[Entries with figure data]
▽
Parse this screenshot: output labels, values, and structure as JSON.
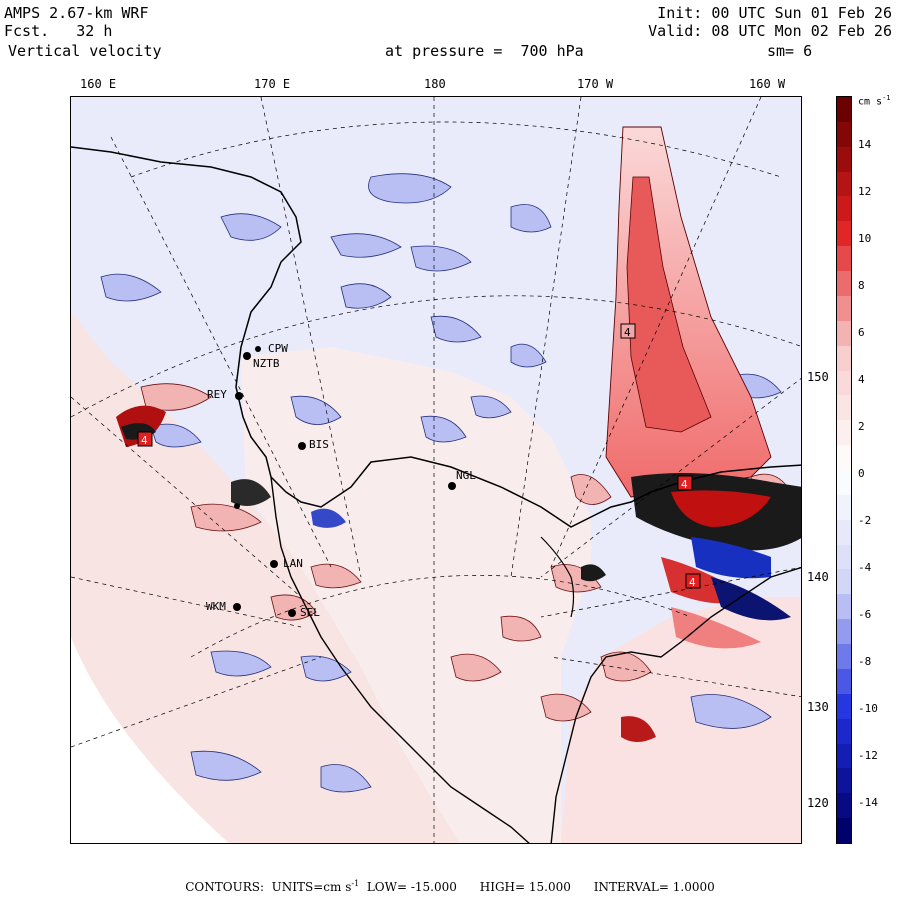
{
  "header": {
    "model": "AMPS 2.67-km WRF",
    "fcst_label": "Fcst.",
    "fcst_value": "32 h",
    "field": "Vertical velocity",
    "init": "Init: 00 UTC Sun 01 Feb 26",
    "valid": "Valid: 08 UTC Mon 02 Feb 26",
    "pressure_label": "at pressure =",
    "pressure_value": "700 hPa",
    "smoothing": "sm= 6"
  },
  "longitude_labels_top": [
    "160 E",
    "170 E",
    "180",
    "170 W",
    "160 W"
  ],
  "latitude_labels_right": [
    "150 W",
    "140 W",
    "130 W",
    "120 W"
  ],
  "stations": [
    "CPW",
    "NZTB",
    "REY",
    "BIS",
    "LAN",
    "SEL",
    "WKM",
    "NGL"
  ],
  "max_markers": [
    "4",
    "4",
    "4",
    "4"
  ],
  "colorbar": {
    "units": "cm s",
    "units_exp": "-1",
    "labels": [
      "14",
      "12",
      "10",
      "8",
      "6",
      "4",
      "2",
      "0",
      "-2",
      "-4",
      "-6",
      "-8",
      "-10",
      "-12",
      "-14"
    ],
    "colors": {
      "strong_up": "#6b0000",
      "up": "#e02020",
      "weak_up": "#f7caca",
      "zero": "#ffffff",
      "weak_down": "#d0d4f6",
      "down": "#2030e0",
      "strong_down": "#00006b"
    }
  },
  "footer": {
    "contours": "CONTOURS:",
    "units_label": "UNITS=cm s",
    "units_exp": "-1",
    "low": "LOW= -15.000",
    "high": "HIGH= 15.000",
    "interval": "INTERVAL= 1.0000"
  }
}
△
Omit the pictures and output all of the other material exactly.

Parse this screenshot: output labels, values, and structure as JSON.
{
  "header": {
    "model": "AMPS 2.67-km WRF",
    "fcst_label": "Fcst.",
    "fcst_value": "32 h",
    "field": "Vertical velocity",
    "init": "Init: 00 UTC Sun 01 Feb 26",
    "valid": "Valid: 08 UTC Mon 02 Feb 26",
    "pressure_label": "at pressure =",
    "pressure_value": "700 hPa",
    "smoothing": "sm= 6"
  },
  "longitude_labels_top": [
    "160 E",
    "170 E",
    "180",
    "170 W",
    "160 W"
  ],
  "latitude_labels_right": [
    "150 W",
    "140 W",
    "130 W",
    "120 W"
  ],
  "stations": [
    "CPW",
    "NZTB",
    "REY",
    "BIS",
    "LAN",
    "SEL",
    "WKM",
    "NGL"
  ],
  "max_markers": [
    "4",
    "4",
    "4",
    "4"
  ],
  "colorbar": {
    "units": "cm s",
    "units_exp": "-1",
    "labels": [
      "14",
      "12",
      "10",
      "8",
      "6",
      "4",
      "2",
      "0",
      "-2",
      "-4",
      "-6",
      "-8",
      "-10",
      "-12",
      "-14"
    ],
    "colors": {
      "strong_up": "#6b0000",
      "up": "#e02020",
      "weak_up": "#f7caca",
      "zero": "#ffffff",
      "weak_down": "#d0d4f6",
      "down": "#2030e0",
      "strong_down": "#00006b"
    }
  },
  "footer": {
    "contours": "CONTOURS:",
    "units_label": "UNITS=cm s",
    "units_exp": "-1",
    "low": "LOW= -15.000",
    "high": "HIGH= 15.000",
    "interval": "INTERVAL= 1.0000"
  }
}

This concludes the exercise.